(Data listing)
↓

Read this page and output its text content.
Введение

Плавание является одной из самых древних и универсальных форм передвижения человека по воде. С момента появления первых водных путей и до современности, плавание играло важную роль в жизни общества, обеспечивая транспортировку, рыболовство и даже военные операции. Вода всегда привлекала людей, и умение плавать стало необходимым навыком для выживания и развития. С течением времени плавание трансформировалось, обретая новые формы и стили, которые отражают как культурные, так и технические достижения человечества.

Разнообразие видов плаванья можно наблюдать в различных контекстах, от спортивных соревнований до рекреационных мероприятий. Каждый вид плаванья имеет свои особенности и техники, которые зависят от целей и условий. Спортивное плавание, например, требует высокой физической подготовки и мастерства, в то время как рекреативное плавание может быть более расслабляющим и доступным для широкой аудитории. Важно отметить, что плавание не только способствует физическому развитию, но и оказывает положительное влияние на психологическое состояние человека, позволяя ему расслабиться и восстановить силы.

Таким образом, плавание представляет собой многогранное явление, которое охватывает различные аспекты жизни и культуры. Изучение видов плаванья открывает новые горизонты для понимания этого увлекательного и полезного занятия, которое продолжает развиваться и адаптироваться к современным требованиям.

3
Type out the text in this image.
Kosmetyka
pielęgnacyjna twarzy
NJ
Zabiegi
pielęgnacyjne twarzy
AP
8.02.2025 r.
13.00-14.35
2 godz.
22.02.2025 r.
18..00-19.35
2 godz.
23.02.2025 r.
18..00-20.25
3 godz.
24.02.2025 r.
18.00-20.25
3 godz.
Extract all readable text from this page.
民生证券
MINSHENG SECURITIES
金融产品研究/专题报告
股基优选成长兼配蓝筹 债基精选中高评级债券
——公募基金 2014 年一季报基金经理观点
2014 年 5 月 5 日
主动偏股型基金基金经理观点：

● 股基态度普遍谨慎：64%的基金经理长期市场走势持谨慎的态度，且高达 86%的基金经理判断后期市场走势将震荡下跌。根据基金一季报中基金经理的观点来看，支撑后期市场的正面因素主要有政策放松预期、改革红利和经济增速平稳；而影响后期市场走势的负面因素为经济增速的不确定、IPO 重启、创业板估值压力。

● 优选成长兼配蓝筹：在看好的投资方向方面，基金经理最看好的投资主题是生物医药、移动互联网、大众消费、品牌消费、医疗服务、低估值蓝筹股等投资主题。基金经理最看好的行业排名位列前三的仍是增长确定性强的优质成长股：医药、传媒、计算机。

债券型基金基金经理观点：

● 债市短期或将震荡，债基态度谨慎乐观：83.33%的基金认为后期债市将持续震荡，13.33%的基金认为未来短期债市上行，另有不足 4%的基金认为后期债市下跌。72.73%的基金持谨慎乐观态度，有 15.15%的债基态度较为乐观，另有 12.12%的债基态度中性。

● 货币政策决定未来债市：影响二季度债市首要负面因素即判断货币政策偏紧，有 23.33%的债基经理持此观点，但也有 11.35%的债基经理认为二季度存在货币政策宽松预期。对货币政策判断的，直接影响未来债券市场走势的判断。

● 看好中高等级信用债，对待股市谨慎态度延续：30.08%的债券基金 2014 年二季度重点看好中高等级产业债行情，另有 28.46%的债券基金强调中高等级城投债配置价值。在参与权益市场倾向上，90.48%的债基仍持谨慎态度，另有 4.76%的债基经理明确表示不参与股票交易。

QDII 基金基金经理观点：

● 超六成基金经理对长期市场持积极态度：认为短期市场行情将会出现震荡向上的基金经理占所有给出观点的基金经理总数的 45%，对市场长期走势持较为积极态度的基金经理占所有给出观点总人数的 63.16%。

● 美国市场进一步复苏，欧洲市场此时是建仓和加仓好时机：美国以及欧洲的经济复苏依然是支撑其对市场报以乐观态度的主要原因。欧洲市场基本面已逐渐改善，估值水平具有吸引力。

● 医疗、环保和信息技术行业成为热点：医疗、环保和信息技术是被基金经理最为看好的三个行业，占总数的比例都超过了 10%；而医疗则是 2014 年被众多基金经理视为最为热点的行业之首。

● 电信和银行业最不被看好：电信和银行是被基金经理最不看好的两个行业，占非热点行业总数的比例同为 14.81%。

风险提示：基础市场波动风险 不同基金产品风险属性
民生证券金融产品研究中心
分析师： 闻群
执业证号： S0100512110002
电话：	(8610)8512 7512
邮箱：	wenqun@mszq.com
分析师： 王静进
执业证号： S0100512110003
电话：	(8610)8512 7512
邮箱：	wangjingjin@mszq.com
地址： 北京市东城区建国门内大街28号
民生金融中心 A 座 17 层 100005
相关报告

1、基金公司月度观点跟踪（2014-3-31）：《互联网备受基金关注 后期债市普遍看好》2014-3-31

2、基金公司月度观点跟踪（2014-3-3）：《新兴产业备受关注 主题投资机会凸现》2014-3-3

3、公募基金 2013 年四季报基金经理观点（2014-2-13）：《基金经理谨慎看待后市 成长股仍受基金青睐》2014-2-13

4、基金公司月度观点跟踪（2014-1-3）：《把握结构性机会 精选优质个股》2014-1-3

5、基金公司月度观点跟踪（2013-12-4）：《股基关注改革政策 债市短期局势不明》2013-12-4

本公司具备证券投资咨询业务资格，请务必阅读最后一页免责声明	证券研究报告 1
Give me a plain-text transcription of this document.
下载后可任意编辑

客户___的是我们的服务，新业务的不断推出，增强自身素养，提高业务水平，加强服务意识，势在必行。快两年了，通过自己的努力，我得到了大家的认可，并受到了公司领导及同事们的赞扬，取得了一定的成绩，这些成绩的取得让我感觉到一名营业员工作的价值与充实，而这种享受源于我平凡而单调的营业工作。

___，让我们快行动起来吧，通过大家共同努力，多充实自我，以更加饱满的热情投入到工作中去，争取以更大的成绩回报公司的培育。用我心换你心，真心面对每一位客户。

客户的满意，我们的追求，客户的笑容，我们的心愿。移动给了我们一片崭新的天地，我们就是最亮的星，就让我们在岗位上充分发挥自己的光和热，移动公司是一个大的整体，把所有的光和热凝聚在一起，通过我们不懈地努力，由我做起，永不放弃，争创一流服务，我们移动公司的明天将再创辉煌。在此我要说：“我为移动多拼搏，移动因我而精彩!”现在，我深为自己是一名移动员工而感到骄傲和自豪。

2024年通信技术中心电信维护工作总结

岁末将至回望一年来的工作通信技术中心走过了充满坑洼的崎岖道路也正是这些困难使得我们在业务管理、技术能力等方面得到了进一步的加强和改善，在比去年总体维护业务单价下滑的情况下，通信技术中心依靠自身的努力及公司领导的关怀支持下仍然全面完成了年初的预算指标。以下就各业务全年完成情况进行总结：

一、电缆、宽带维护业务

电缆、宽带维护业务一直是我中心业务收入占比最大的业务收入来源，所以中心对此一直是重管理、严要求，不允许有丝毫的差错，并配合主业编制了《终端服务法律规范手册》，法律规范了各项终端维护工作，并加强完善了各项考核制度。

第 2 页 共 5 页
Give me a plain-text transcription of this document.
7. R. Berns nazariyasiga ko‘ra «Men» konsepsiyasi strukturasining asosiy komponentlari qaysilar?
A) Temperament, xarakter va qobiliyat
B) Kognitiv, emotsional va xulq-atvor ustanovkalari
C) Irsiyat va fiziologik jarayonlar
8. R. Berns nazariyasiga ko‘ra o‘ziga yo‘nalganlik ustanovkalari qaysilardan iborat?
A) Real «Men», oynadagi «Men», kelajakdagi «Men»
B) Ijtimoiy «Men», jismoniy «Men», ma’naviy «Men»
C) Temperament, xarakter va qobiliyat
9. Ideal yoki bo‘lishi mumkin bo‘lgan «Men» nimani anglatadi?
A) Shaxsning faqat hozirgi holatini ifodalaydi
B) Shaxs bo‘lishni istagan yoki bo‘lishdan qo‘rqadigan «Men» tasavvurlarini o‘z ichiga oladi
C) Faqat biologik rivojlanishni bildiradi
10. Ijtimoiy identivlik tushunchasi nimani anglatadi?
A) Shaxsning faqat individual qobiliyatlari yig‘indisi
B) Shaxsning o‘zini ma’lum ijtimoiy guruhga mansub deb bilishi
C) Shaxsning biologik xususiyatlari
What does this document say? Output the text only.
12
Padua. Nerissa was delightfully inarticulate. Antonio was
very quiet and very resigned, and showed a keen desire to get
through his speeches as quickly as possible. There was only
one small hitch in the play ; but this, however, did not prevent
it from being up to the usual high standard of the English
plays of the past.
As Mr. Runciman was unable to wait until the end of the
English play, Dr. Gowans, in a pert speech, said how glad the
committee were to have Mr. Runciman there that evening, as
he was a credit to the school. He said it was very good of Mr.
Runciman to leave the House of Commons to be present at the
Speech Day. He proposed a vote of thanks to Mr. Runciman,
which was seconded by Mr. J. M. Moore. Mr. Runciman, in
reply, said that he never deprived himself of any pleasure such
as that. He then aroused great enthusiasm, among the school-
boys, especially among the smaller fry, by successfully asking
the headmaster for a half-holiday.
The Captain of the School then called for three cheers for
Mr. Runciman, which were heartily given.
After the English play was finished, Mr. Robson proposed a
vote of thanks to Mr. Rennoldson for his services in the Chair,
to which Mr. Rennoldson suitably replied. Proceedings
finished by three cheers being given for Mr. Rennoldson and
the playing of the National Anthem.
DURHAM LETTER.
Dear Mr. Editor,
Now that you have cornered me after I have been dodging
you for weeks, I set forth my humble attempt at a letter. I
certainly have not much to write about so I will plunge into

↑

WORK TO BE COMPLETED
Check the data for the word "twarzy" and pull out the lines that have it.

REPLY TO THE EXERCISE
pielęgnacyjna twarzy
pielęgnacyjne twarzy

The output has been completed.